▶ **Dataset rows**
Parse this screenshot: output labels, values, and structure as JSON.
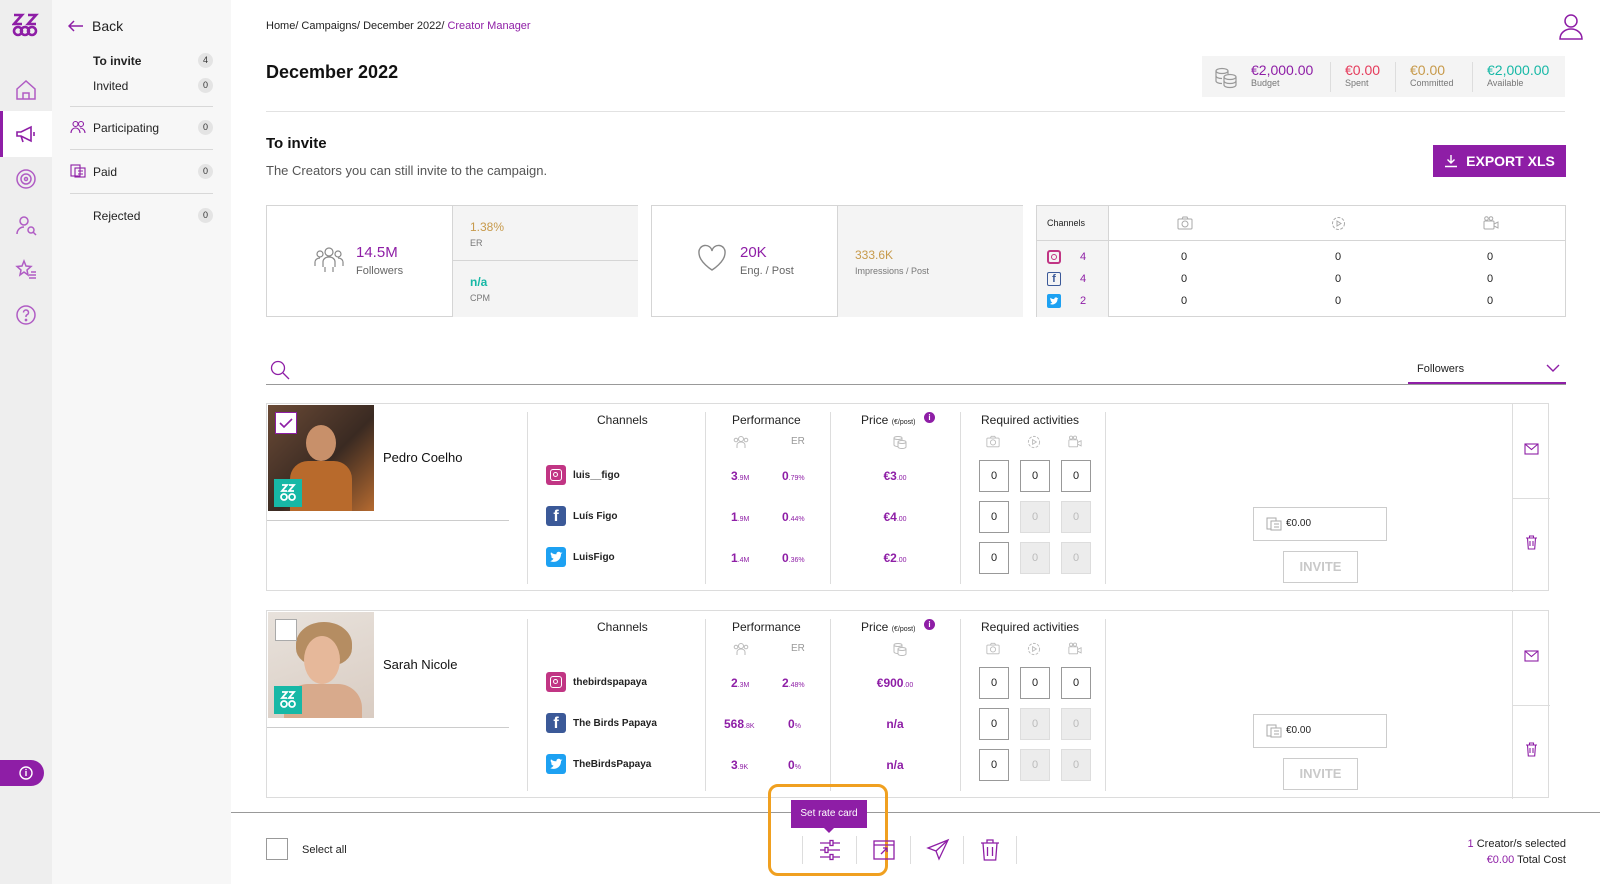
{
  "nav": {
    "back": "Back",
    "items": [
      {
        "label": "To invite",
        "count": "4"
      },
      {
        "label": "Invited",
        "count": "0"
      },
      {
        "label": "Participating",
        "count": "0"
      },
      {
        "label": "Paid",
        "count": "0"
      },
      {
        "label": "Rejected",
        "count": "0"
      }
    ]
  },
  "breadcrumb": {
    "items": [
      "Home/",
      "Campaigns/",
      "December 2022/"
    ],
    "current": "Creator Manager"
  },
  "page_title": "December 2022",
  "budget": {
    "budget": {
      "value": "€2,000.00",
      "label": "Budget",
      "color": "#8e1ea6"
    },
    "spent": {
      "value": "€0.00",
      "label": "Spent",
      "color": "#e53b5b"
    },
    "committed": {
      "value": "€0.00",
      "label": "Committed",
      "color": "#c79a4b"
    },
    "available": {
      "value": "€2,000.00",
      "label": "Available",
      "color": "#17b8a6"
    }
  },
  "section": {
    "title": "To invite",
    "subtitle": "The Creators you can still invite to the campaign.",
    "export": "EXPORT XLS"
  },
  "stats": {
    "followers": {
      "value": "14.5M",
      "label": "Followers"
    },
    "er": {
      "value": "1.38%",
      "label": "ER"
    },
    "cpm": {
      "value": "n/a",
      "label": "CPM"
    },
    "eng": {
      "value": "20K",
      "label": "Eng. / Post"
    },
    "impressions": {
      "value": "333.6K",
      "label": "Impressions / Post"
    },
    "channels": {
      "header": "Channels",
      "rows": [
        {
          "icon": "instagram-icon",
          "count": "4",
          "photo": "0",
          "story": "0",
          "video": "0"
        },
        {
          "icon": "facebook-icon",
          "count": "4",
          "photo": "0",
          "story": "0",
          "video": "0"
        },
        {
          "icon": "twitter-icon",
          "count": "2",
          "photo": "0",
          "story": "0",
          "video": "0"
        }
      ]
    }
  },
  "search": {
    "sort_label": "Followers"
  },
  "table_headers": {
    "channels": "Channels",
    "performance": "Performance",
    "price": "Price",
    "price_unit": "(€/post)",
    "er": "ER",
    "required": "Required activities"
  },
  "creators": [
    {
      "name": "Pedro Coelho",
      "checked": true,
      "channels": [
        {
          "icon": "instagram-icon",
          "handle": "luis__figo",
          "followers": "3",
          "followers_unit": ".9M",
          "er": "0",
          "er_unit": ".79%",
          "price": "€3",
          "price_cents": ".00",
          "acts": [
            "0",
            "0",
            "0"
          ]
        },
        {
          "icon": "facebook-icon",
          "handle": "Luís Figo",
          "followers": "1",
          "followers_unit": ".9M",
          "er": "0",
          "er_unit": ".44%",
          "price": "€4",
          "price_cents": ".00",
          "acts": [
            "0",
            "0",
            "0"
          ]
        },
        {
          "icon": "twitter-icon",
          "handle": "LuisFigo",
          "followers": "1",
          "followers_unit": ".4M",
          "er": "0",
          "er_unit": ".36%",
          "price": "€2",
          "price_cents": ".00",
          "acts": [
            "0",
            "0",
            "0"
          ]
        }
      ],
      "total": "€0.00",
      "invite": "INVITE"
    },
    {
      "name": "Sarah Nicole",
      "checked": false,
      "channels": [
        {
          "icon": "instagram-icon",
          "handle": "thebirdspapaya",
          "followers": "2",
          "followers_unit": ".3M",
          "er": "2",
          "er_unit": ".48%",
          "price": "€900",
          "price_cents": ".00",
          "acts": [
            "0",
            "0",
            "0"
          ]
        },
        {
          "icon": "facebook-icon",
          "handle": "The Birds Papaya",
          "followers": "568",
          "followers_unit": ".8K",
          "er": "0",
          "er_unit": "%",
          "price": "n/a",
          "price_cents": "",
          "acts": [
            "0",
            "0",
            "0"
          ]
        },
        {
          "icon": "twitter-icon",
          "handle": "TheBirdsPapaya",
          "followers": "3",
          "followers_unit": ".9K",
          "er": "0",
          "er_unit": "%",
          "price": "n/a",
          "price_cents": "",
          "acts": [
            "0",
            "0",
            "0"
          ]
        }
      ],
      "total": "€0.00",
      "invite": "INVITE"
    }
  ],
  "footer": {
    "select_all": "Select all",
    "tooltip": "Set rate card",
    "selected_count": "1",
    "selected_label": "Creator/s selected",
    "total_value": "€0.00",
    "total_label": "Total Cost"
  },
  "colors": {
    "accent": "#8e1ea6",
    "teal": "#17b8a6",
    "highlight": "#f0a020"
  }
}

▶ **Task directions**
Print each line of the material above exactly, with the pictures removed from your copy.

▶ **In response**
Parse this screenshot: output labels, values, and structure as JSON.
{
  "nav": {
    "back": "Back",
    "items": [
      {
        "label": "To invite",
        "count": "4"
      },
      {
        "label": "Invited",
        "count": "0"
      },
      {
        "label": "Participating",
        "count": "0"
      },
      {
        "label": "Paid",
        "count": "0"
      },
      {
        "label": "Rejected",
        "count": "0"
      }
    ]
  },
  "breadcrumb": {
    "items": [
      "Home/",
      "Campaigns/",
      "December 2022/"
    ],
    "current": "Creator Manager"
  },
  "page_title": "December 2022",
  "budget": {
    "budget": {
      "value": "€2,000.00",
      "label": "Budget",
      "color": "#8e1ea6"
    },
    "spent": {
      "value": "€0.00",
      "label": "Spent",
      "color": "#e53b5b"
    },
    "committed": {
      "value": "€0.00",
      "label": "Committed",
      "color": "#c79a4b"
    },
    "available": {
      "value": "€2,000.00",
      "label": "Available",
      "color": "#17b8a6"
    }
  },
  "section": {
    "title": "To invite",
    "subtitle": "The Creators you can still invite to the campaign.",
    "export": "EXPORT XLS"
  },
  "stats": {
    "followers": {
      "value": "14.5M",
      "label": "Followers"
    },
    "er": {
      "value": "1.38%",
      "label": "ER"
    },
    "cpm": {
      "value": "n/a",
      "label": "CPM"
    },
    "eng": {
      "value": "20K",
      "label": "Eng. / Post"
    },
    "impressions": {
      "value": "333.6K",
      "label": "Impressions / Post"
    },
    "channels": {
      "header": "Channels",
      "rows": [
        {
          "icon": "instagram-icon",
          "count": "4",
          "photo": "0",
          "story": "0",
          "video": "0"
        },
        {
          "icon": "facebook-icon",
          "count": "4",
          "photo": "0",
          "story": "0",
          "video": "0"
        },
        {
          "icon": "twitter-icon",
          "count": "2",
          "photo": "0",
          "story": "0",
          "video": "0"
        }
      ]
    }
  },
  "search": {
    "sort_label": "Followers"
  },
  "table_headers": {
    "channels": "Channels",
    "performance": "Performance",
    "price": "Price",
    "price_unit": "(€/post)",
    "er": "ER",
    "required": "Required activities"
  },
  "creators": [
    {
      "name": "Pedro Coelho",
      "checked": true,
      "channels": [
        {
          "icon": "instagram-icon",
          "handle": "luis__figo",
          "followers": "3",
          "followers_unit": ".9M",
          "er": "0",
          "er_unit": ".79%",
          "price": "€3",
          "price_cents": ".00",
          "acts": [
            "0",
            "0",
            "0"
          ]
        },
        {
          "icon": "facebook-icon",
          "handle": "Luís Figo",
          "followers": "1",
          "followers_unit": ".9M",
          "er": "0",
          "er_unit": ".44%",
          "price": "€4",
          "price_cents": ".00",
          "acts": [
            "0",
            "0",
            "0"
          ]
        },
        {
          "icon": "twitter-icon",
          "handle": "LuisFigo",
          "followers": "1",
          "followers_unit": ".4M",
          "er": "0",
          "er_unit": ".36%",
          "price": "€2",
          "price_cents": ".00",
          "acts": [
            "0",
            "0",
            "0"
          ]
        }
      ],
      "total": "€0.00",
      "invite": "INVITE"
    },
    {
      "name": "Sarah Nicole",
      "checked": false,
      "channels": [
        {
          "icon": "instagram-icon",
          "handle": "thebirdspapaya",
          "followers": "2",
          "followers_unit": ".3M",
          "er": "2",
          "er_unit": ".48%",
          "price": "€900",
          "price_cents": ".00",
          "acts": [
            "0",
            "0",
            "0"
          ]
        },
        {
          "icon": "facebook-icon",
          "handle": "The Birds Papaya",
          "followers": "568",
          "followers_unit": ".8K",
          "er": "0",
          "er_unit": "%",
          "price": "n/a",
          "price_cents": "",
          "acts": [
            "0",
            "0",
            "0"
          ]
        },
        {
          "icon": "twitter-icon",
          "handle": "TheBirdsPapaya",
          "followers": "3",
          "followers_unit": ".9K",
          "er": "0",
          "er_unit": "%",
          "price": "n/a",
          "price_cents": "",
          "acts": [
            "0",
            "0",
            "0"
          ]
        }
      ],
      "total": "€0.00",
      "invite": "INVITE"
    }
  ],
  "footer": {
    "select_all": "Select all",
    "tooltip": "Set rate card",
    "selected_count": "1",
    "selected_label": "Creator/s selected",
    "total_value": "€0.00",
    "total_label": "Total Cost"
  },
  "colors": {
    "accent": "#8e1ea6",
    "teal": "#17b8a6",
    "highlight": "#f0a020"
  }
}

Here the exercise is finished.